======== Extracted material ========

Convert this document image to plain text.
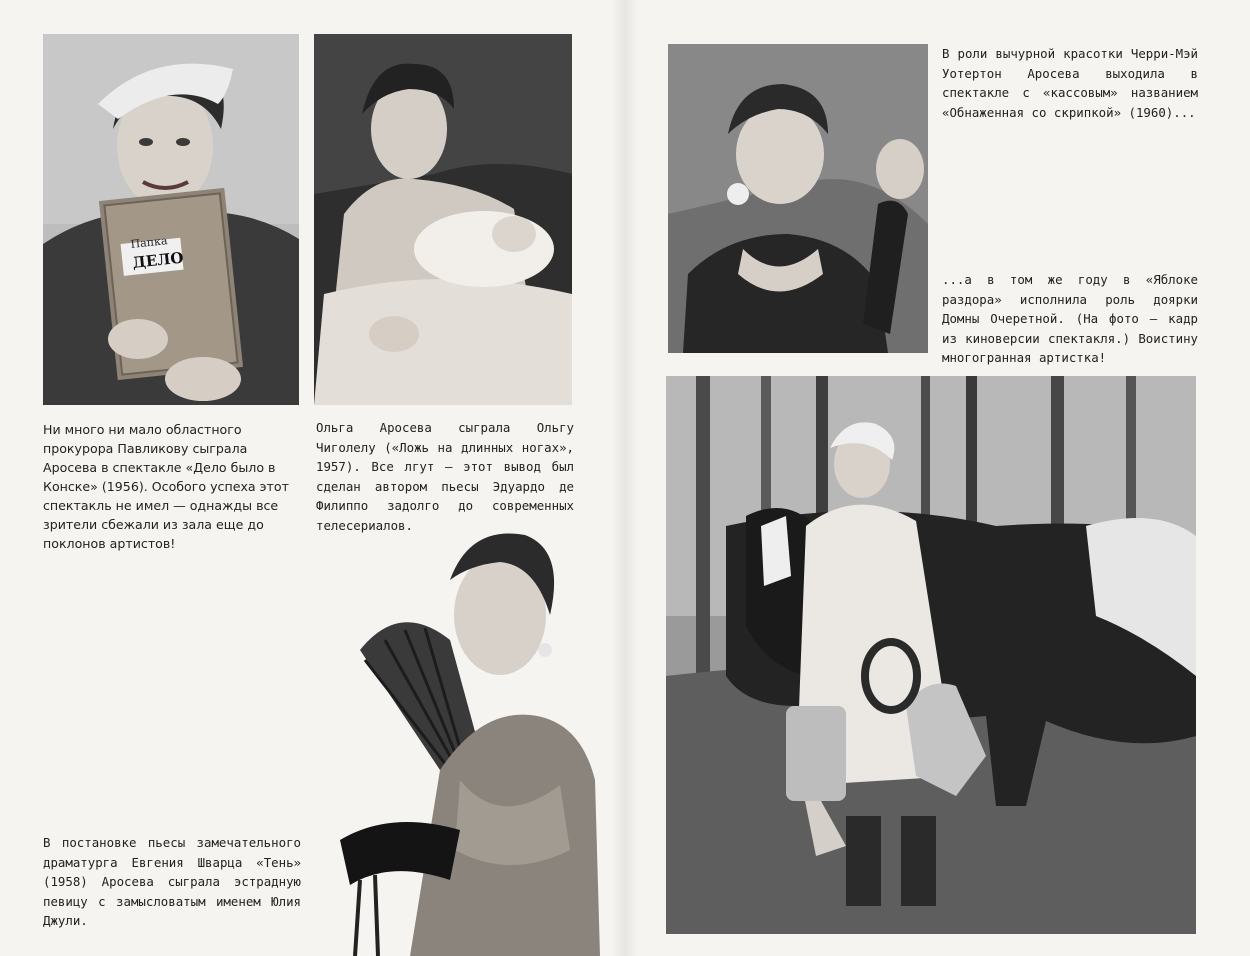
Папка
ДЕЛО
Ни много ни мало областного прокурора Павликову сыграла Аросева в спектакле «Дело было в Конске» (1956). Особого успеха этот спектакль не имел — однажды все зрители сбежали из зала еще до поклонов артистов!
Ольга Аросева сыграла Ольгу Чиголелу («Ложь на длинных ногах», 1957). Все лгут — этот вывод был сделан автором пьесы Эдуардо де Филиппо задолго до современных телесериалов.
В постановке пьесы замечательного драматурга Евгения Шварца «Тень» (1958) Аросева сыграла эстрадную певицу с замысловатым именем Юлия Джули.
В роли вычурной красотки Черри-Мэй Уотертон Аросева выходила в спектакле с «кассовым» названием «Обнаженная со скрипкой» (1960)...
...а в том же году в «Яблоке раздора» исполнила роль доярки Домны Очеретной. (На фото — кадр из киноверсии спектакля.) Воистину многогранная артистка!
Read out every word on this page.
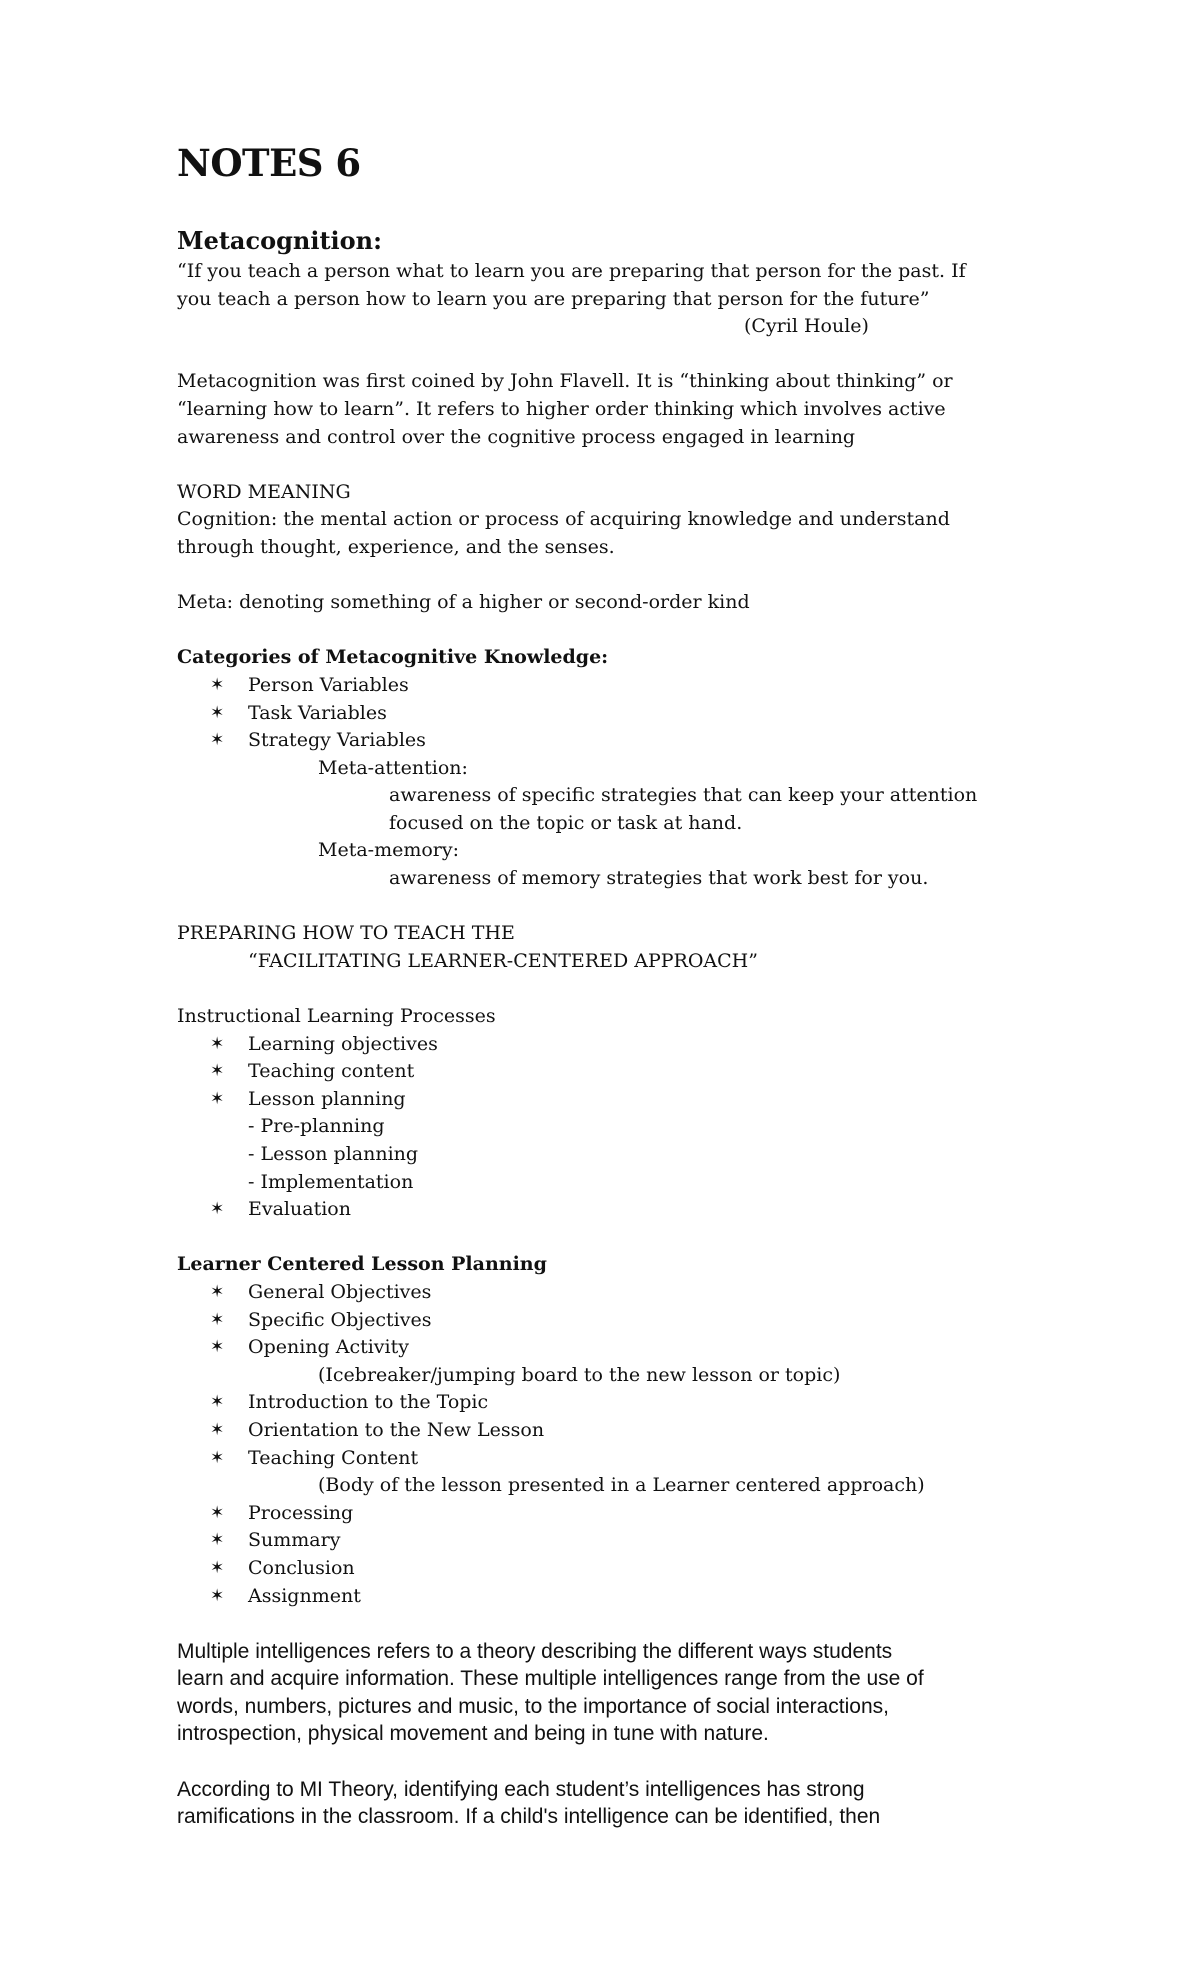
NOTES 6
Metacognition:

“If you teach a person what to learn you are preparing that person for the past. If

you teach a person how to learn you are preparing that person for the future”

(Cyril Houle)

Metacognition was first coined by John Flavell. It is “thinking about thinking” or

“learning how to learn”. It refers to higher order thinking which involves active

awareness and control over the cognitive process engaged in learning

WORD MEANING

Cognition: the mental action or process of acquiring knowledge and understand

through thought, experience, and the senses.

Meta: denoting something of a higher or second-order kind

Categories of Metacognitive Knowledge:

✶ Person Variables
✶ Task Variables
✶ Strategy Variables

Meta-attention:

awareness of specific strategies that can keep your attention

focused on the topic or task at hand.

Meta-memory:

awareness of memory strategies that work best for you.

PREPARING HOW TO TEACH THE

“FACILITATING LEARNER-CENTERED APPROACH”

Instructional Learning Processes

✶ Learning objectives
✶ Teaching content
✶ Lesson planning

- Pre-planning

- Lesson planning

- Implementation

✶ Evaluation

Learner Centered Lesson Planning

✶ General Objectives
✶ Specific Objectives
✶ Opening Activity

(Icebreaker/jumping board to the new lesson or topic)

✶ Introduction to the Topic
✶ Orientation to the New Lesson
✶ Teaching Content

(Body of the lesson presented in a Learner centered approach)

✶ Processing
✶ Summary
✶ Conclusion
✶ Assignment

Multiple intelligences refers to a theory describing the different ways students

learn and acquire information. These multiple intelligences range from the use of

words, numbers, pictures and music, to the importance of social interactions,

introspection, physical movement and being in tune with nature.

According to MI Theory, identifying each student’s intelligences has strong

ramifications in the classroom. If a child's intelligence can be identified, then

========

Task prompt
Copy each line of the listing that contains the string "сыграла".

Full solution
Ни много ни мало областного прокурора Павликову сыграла Аросева в спектакле «Дело было в Конске» (1956). Особого успеха этот спектакль не имел — однажды все зрители сбежали из зала еще до поклонов артистов!
Ольга Аросева сыграла Ольгу Чиголелу («Ложь на длинных ногах», 1957). Все лгут — этот вывод был сделан автором пьесы Эдуардо де Филиппо задолго до современных телесериалов.
В постановке пьесы замечательного драматурга Евгения Шварца «Тень» (1958) Аросева сыграла эстрадную певицу с замысловатым именем Юлия Джули.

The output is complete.